TASK BRIEF.
Pick out the lines below that include the string "text".

STORED DATA.

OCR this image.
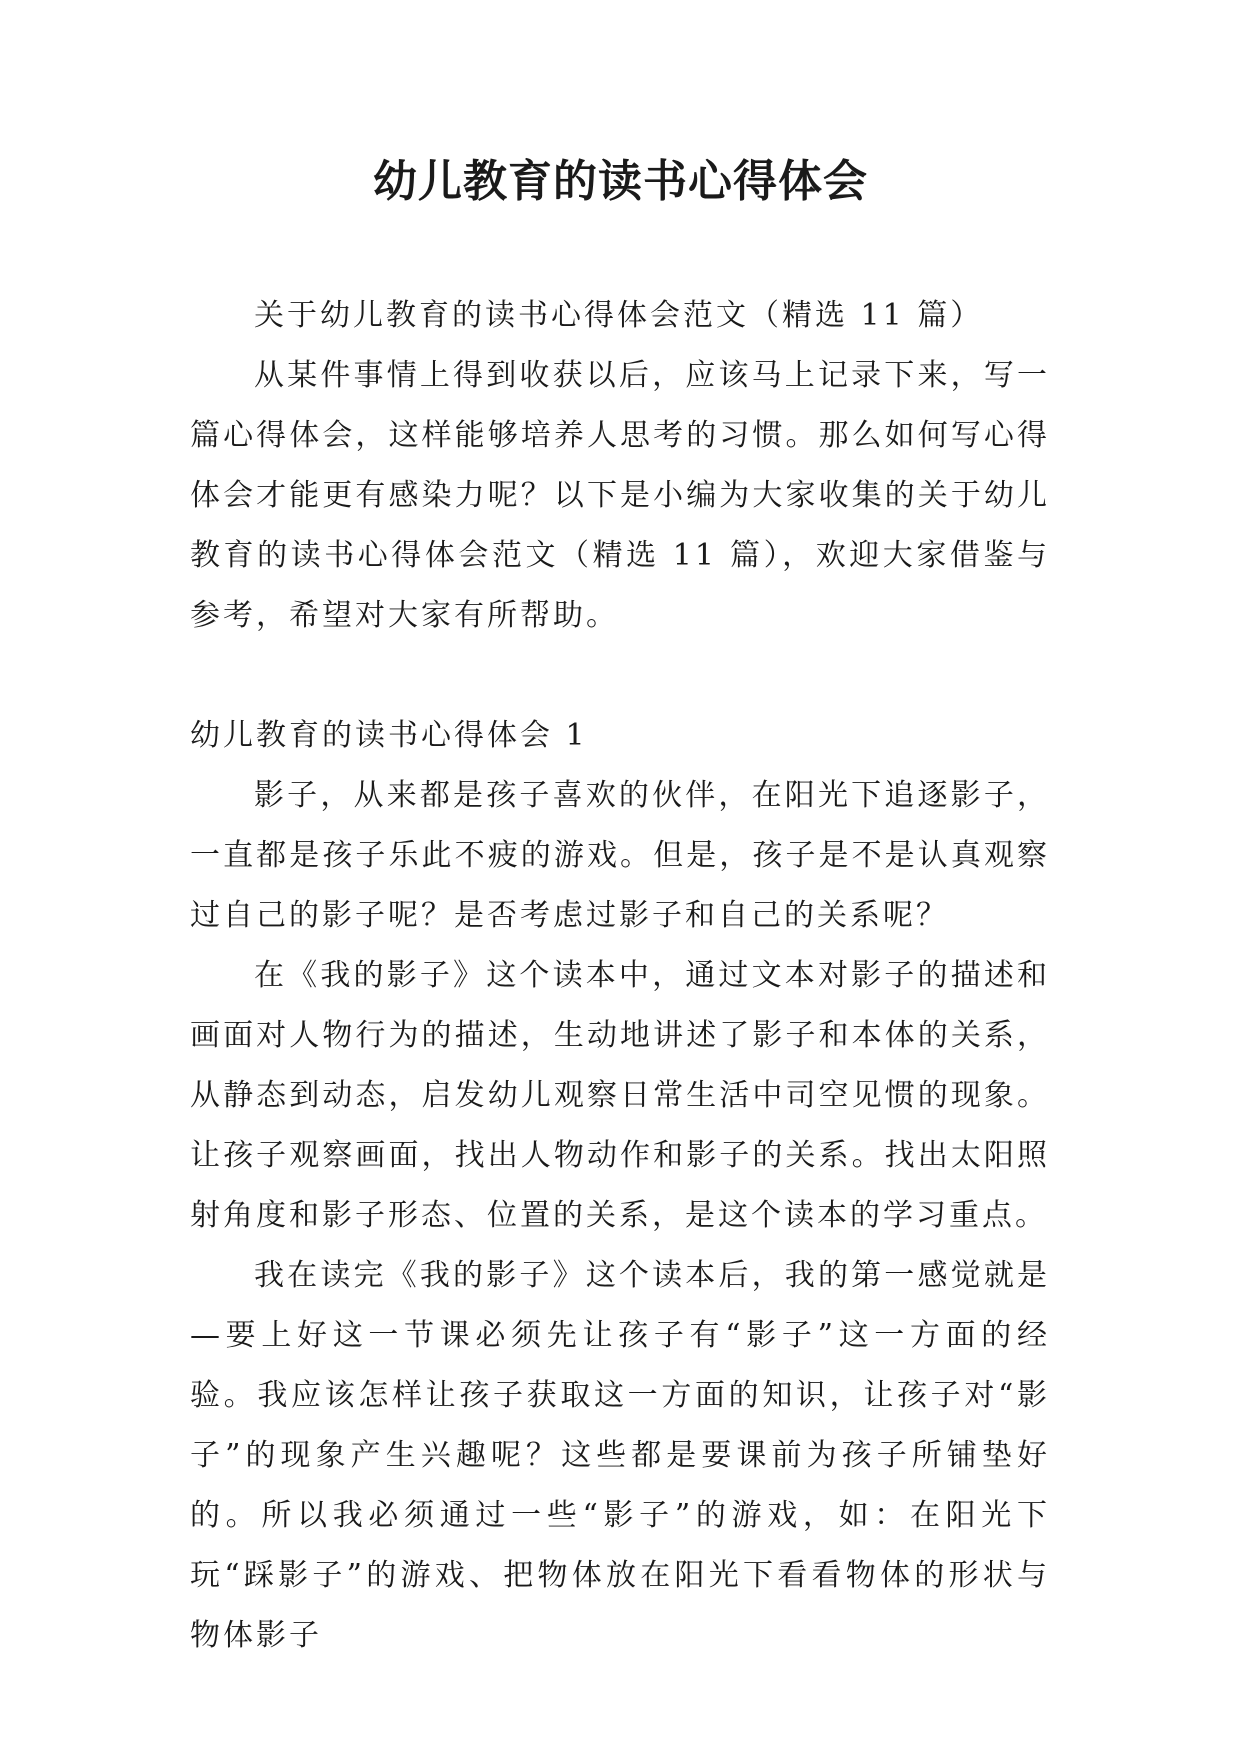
幼儿教育的读书心得体会

关于幼儿教育的读书心得体会范文（精选 11 篇）

从某件事情上得到收获以后，应该马上记录下来，写一篇心得体会，这样能够培养人思考的习惯。那么如何写心得体会才能更有感染力呢？以下是小编为大家收集的关于幼儿教育的读书心得体会范文（精选 11 篇），欢迎大家借鉴与参考，希望对大家有所帮助。

幼儿教育的读书心得体会 1

影子，从来都是孩子喜欢的伙伴，在阳光下追逐影子，一直都是孩子乐此不疲的游戏。但是，孩子是不是认真观察过自己的影子呢？是否考虑过影子和自己的关系呢？

在《我的影子》这个读本中，通过文本对影子的描述和画面对人物行为的描述，生动地讲述了影子和本体的关系，从静态到动态，启发幼儿观察日常生活中司空见惯的现象。让孩子观察画面，找出人物动作和影子的关系。找出太阳照射角度和影子形态、位置的关系，是这个读本的学习重点。

我在读完《我的影子》这个读本后，我的第一感觉就是—要上好这一节课必须先让孩子有“影子”这一方面的经验。我应该怎样让孩子获取这一方面的知识，让孩子对“影子”的现象产生兴趣呢？这些都是要课前为孩子所铺垫好的。所以我必须通过一些“影子”的游戏，如：在阳光下玩“踩影子”的游戏、把物体放在阳光下看看物体的形状与物体影子
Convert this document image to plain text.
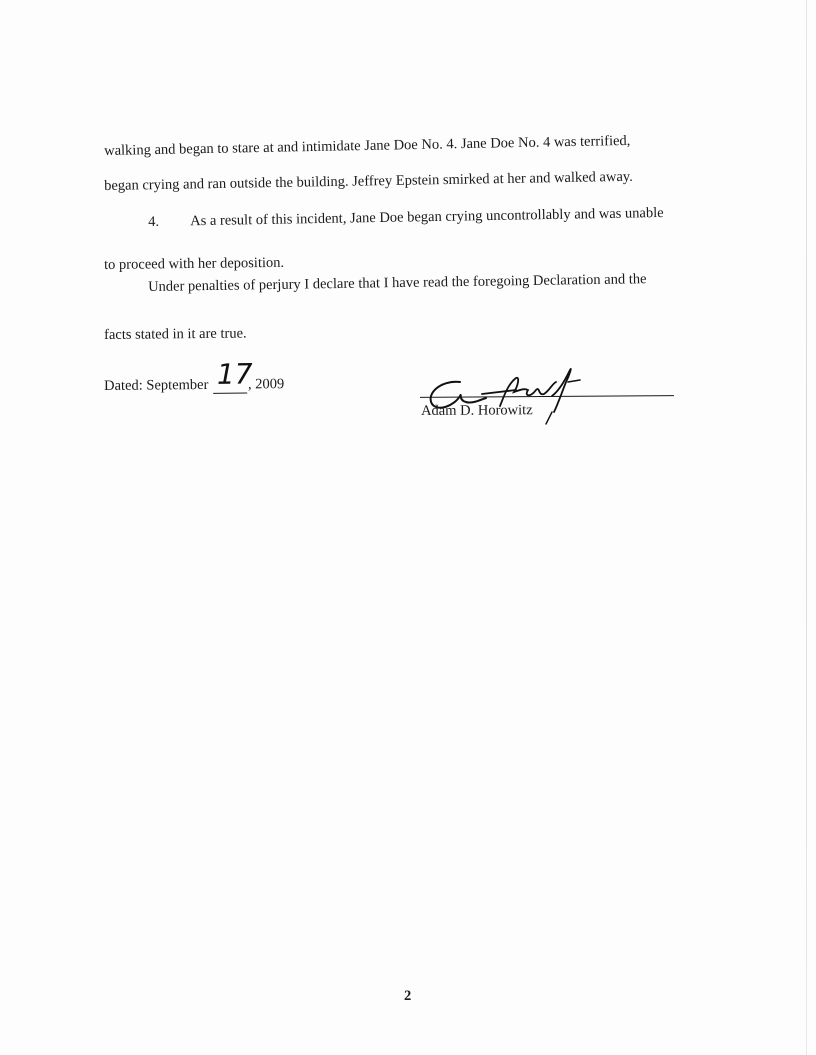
walking and began to stare at and intimidate Jane Doe No. 4. Jane Doe No. 4 was terrified,
began crying and ran outside the building. Jeffrey Epstein smirked at her and walked away.
4. As a result of this incident, Jane Doe began crying uncontrollably and was unable
to proceed with her deposition.
Under penalties of perjury I declare that I have read the foregoing Declaration and the
facts stated in it are true.
Dated: September 17
, 2009
Adam D. Horowitz
2
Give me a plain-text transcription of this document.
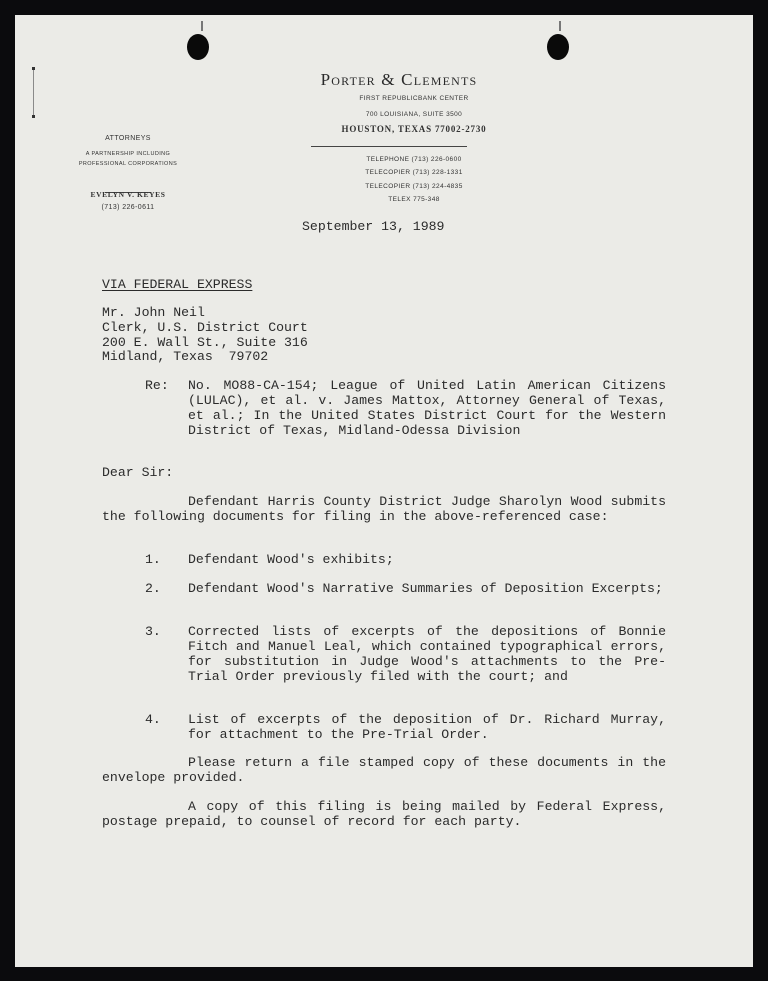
Porter & Clements
FIRST REPUBLICBANK CENTER
700 LOUISIANA, SUITE 3500
HOUSTON, TEXAS 77002-2730
TELEPHONE (713) 226-0600
TELECOPIER (713) 228-1331
TELECOPIER (713) 224-4835
TELEX 775-348
ATTORNEYS
A PARTNERSHIP INCLUDING
PROFESSIONAL CORPORATIONS
EVELYN V. KEYES
(713) 226-0611
September 13, 1989
VIA FEDERAL EXPRESS
Mr. John Neil
Clerk, U.S. District Court
200 E. Wall St., Suite 316
Midland, Texas  79702
Re: No. MO88-CA-154; League of United Latin American Citizens (LULAC), et al. v. James Mattox, Attorney General of Texas, et al.; In the United States District Court for the Western District of Texas, Midland-Odessa Division
Dear Sir:
Defendant Harris County District Judge Sharolyn Wood submits the following documents for filing in the above-referenced case:
1. Defendant Wood's exhibits;
2. Defendant Wood's Narrative Summaries of Deposition Excerpts;
3. Corrected lists of excerpts of the depositions of Bonnie Fitch and Manuel Leal, which contained typographical errors, for substitution in Judge Wood's attachments to the Pre-Trial Order previously filed with the court; and
4. List of excerpts of the deposition of Dr. Richard Murray, for attachment to the Pre-Trial Order.
Please return a file stamped copy of these documents in the envelope provided.
A copy of this filing is being mailed by Federal Express, postage prepaid, to counsel of record for each party.
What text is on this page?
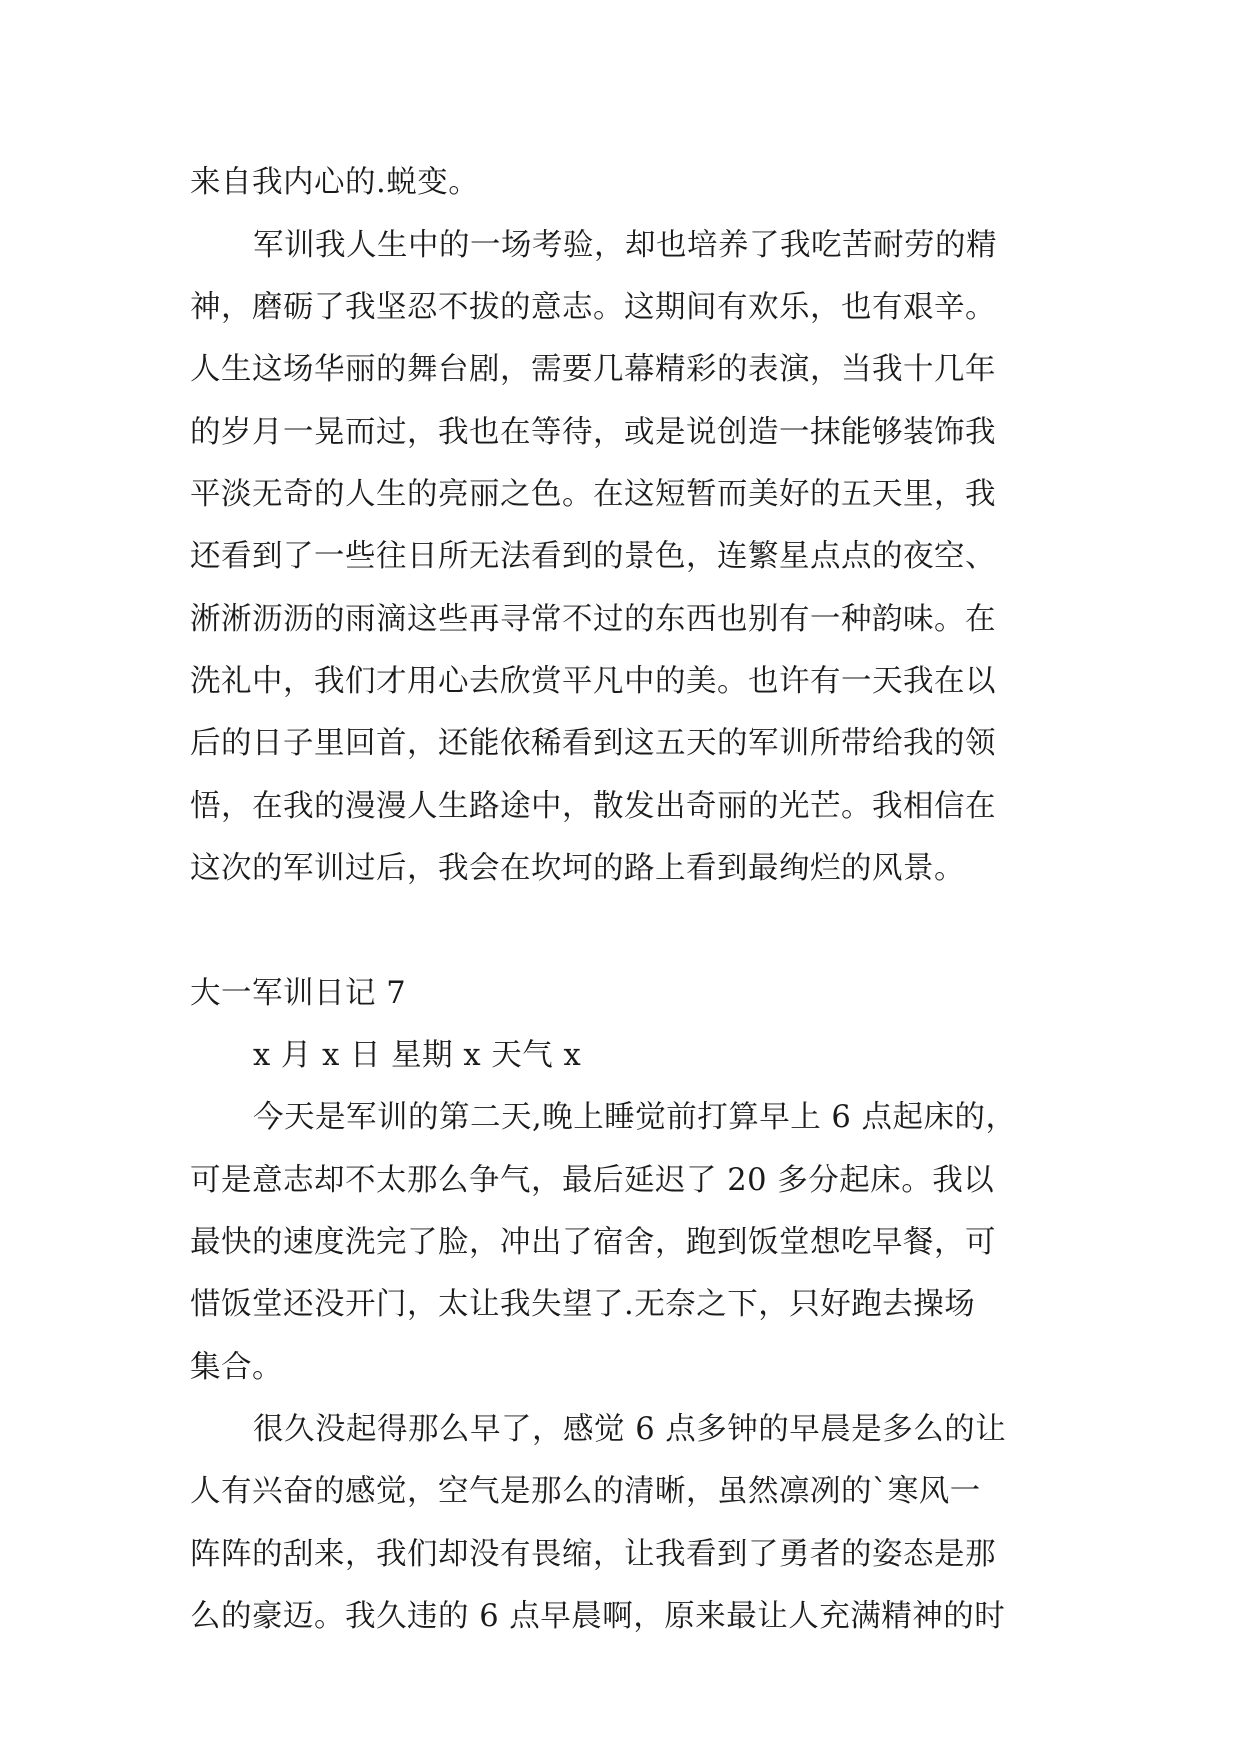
来自我内心的.蜕变。
军训我人生中的一场考验，却也培养了我吃苦耐劳的精
神，磨砺了我坚忍不拔的意志。这期间有欢乐，也有艰辛。
人生这场华丽的舞台剧，需要几幕精彩的表演，当我十几年
的岁月一晃而过，我也在等待，或是说创造一抹能够装饰我
平淡无奇的人生的亮丽之色。在这短暂而美好的五天里，我
还看到了一些往日所无法看到的景色，连繁星点点的夜空、
淅淅沥沥的雨滴这些再寻常不过的东西也别有一种韵味。在
洗礼中，我们才用心去欣赏平凡中的美。也许有一天我在以
后的日子里回首，还能依稀看到这五天的军训所带给我的领
悟，在我的漫漫人生路途中，散发出奇丽的光芒。我相信在
这次的军训过后，我会在坎坷的路上看到最绚烂的风景。
大一军训日记 7
x 月 x 日 星期 x 天气 x
今天是军训的第二天,晚上睡觉前打算早上 6 点起床的，
可是意志却不太那么争气，最后延迟了 20 多分起床。我以
最快的速度洗完了脸，冲出了宿舍，跑到饭堂想吃早餐，可
惜饭堂还没开门，太让我失望了.无奈之下，只好跑去操场
集合。
很久没起得那么早了，感觉 6 点多钟的早晨是多么的让
人有兴奋的感觉，空气是那么的清晰，虽然凛冽的`寒风一
阵阵的刮来，我们却没有畏缩，让我看到了勇者的姿态是那
么的豪迈。我久违的 6 点早晨啊，原来最让人充满精神的时
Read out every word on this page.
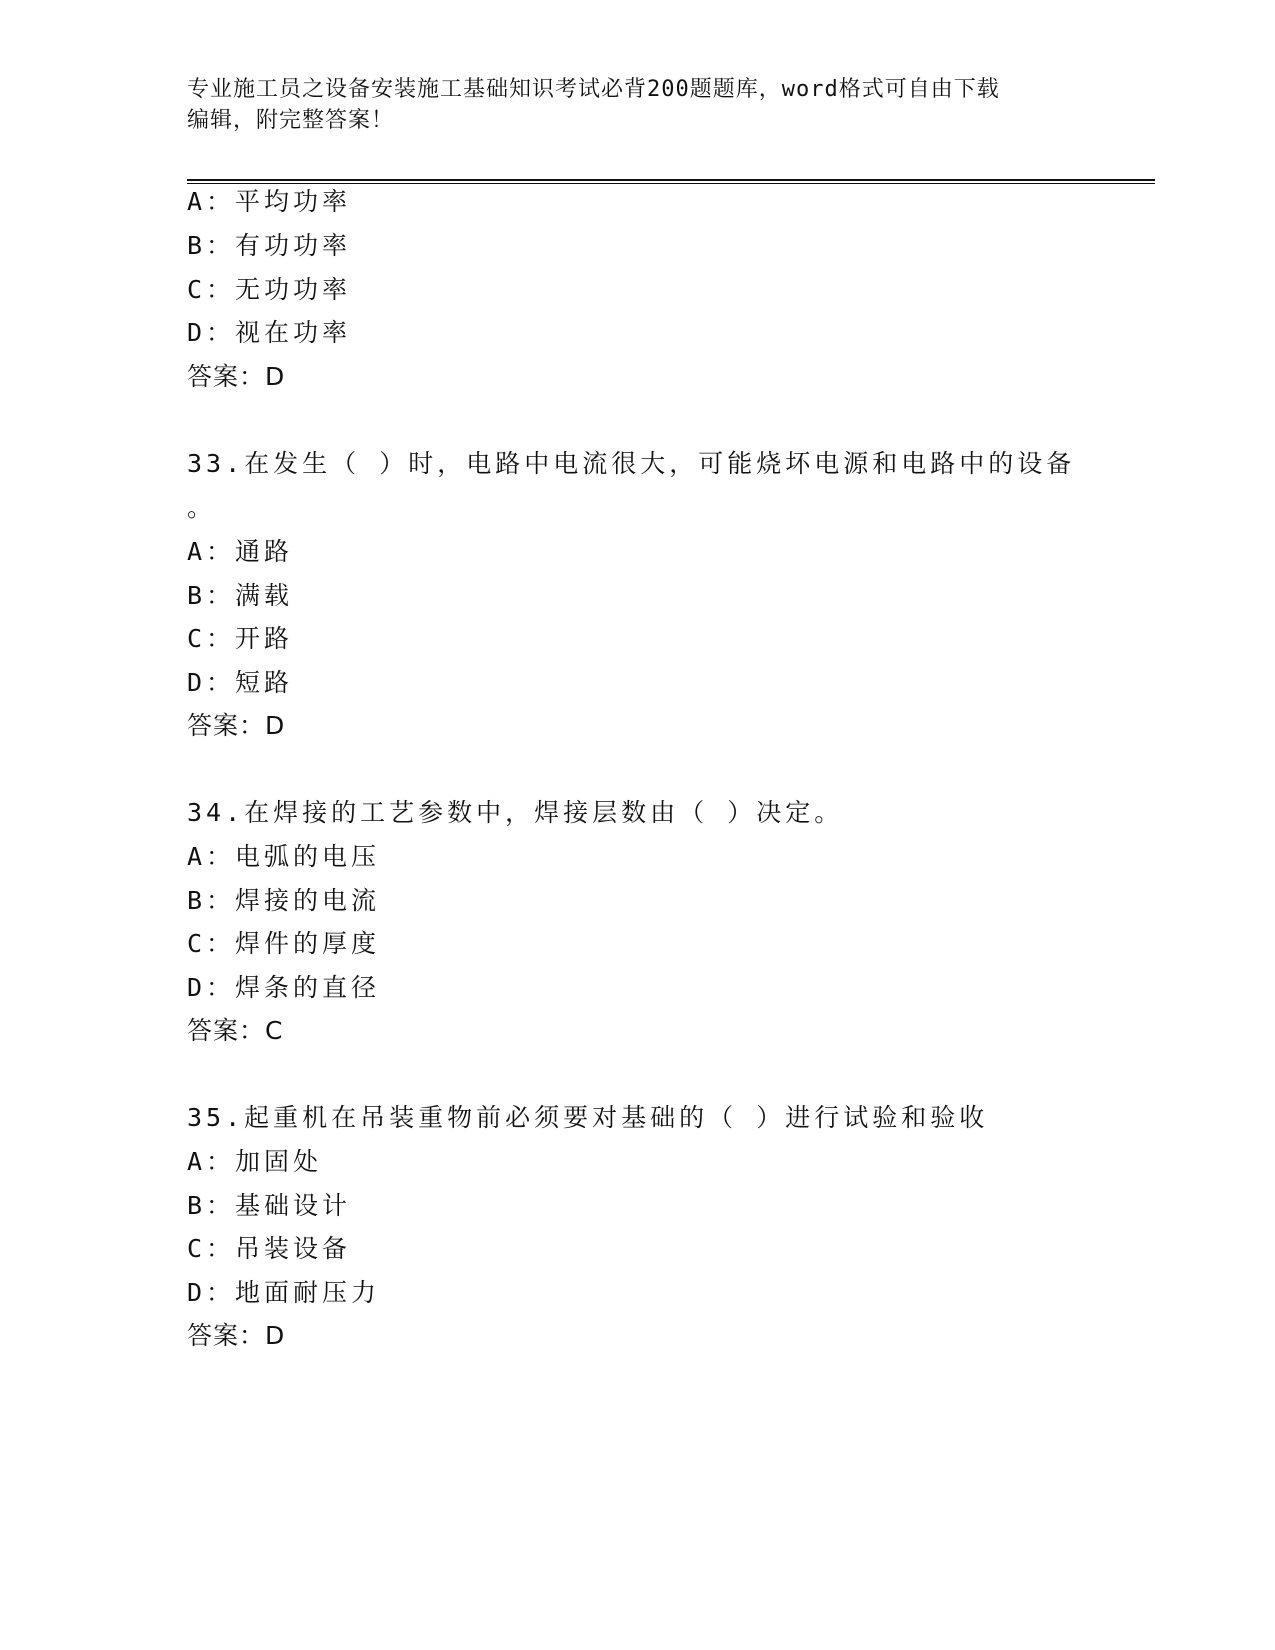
专业施工员之设备安装施工基础知识考试必背200题题库，word格式可自由下载
编辑，附完整答案！
A：平均功率
B：有功功率
C：无功功率
D：视在功率
答案：D
33.在发生（ ）时，电路中电流很大，可能烧坏电源和电路中的设备
。
A：通路
B：满载
C：开路
D：短路
答案：D
34.在焊接的工艺参数中，焊接层数由（ ）决定。
A：电弧的电压
B：焊接的电流
C：焊件的厚度
D：焊条的直径
答案：C
35.起重机在吊装重物前必须要对基础的（ ）进行试验和验收
A：加固处
B：基础设计
C：吊装设备
D：地面耐压力
答案：D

COMPLETE OUTPUT.
Convert this document image to plain text.
Give me a plain-text transcription of this document.
What text is on this page?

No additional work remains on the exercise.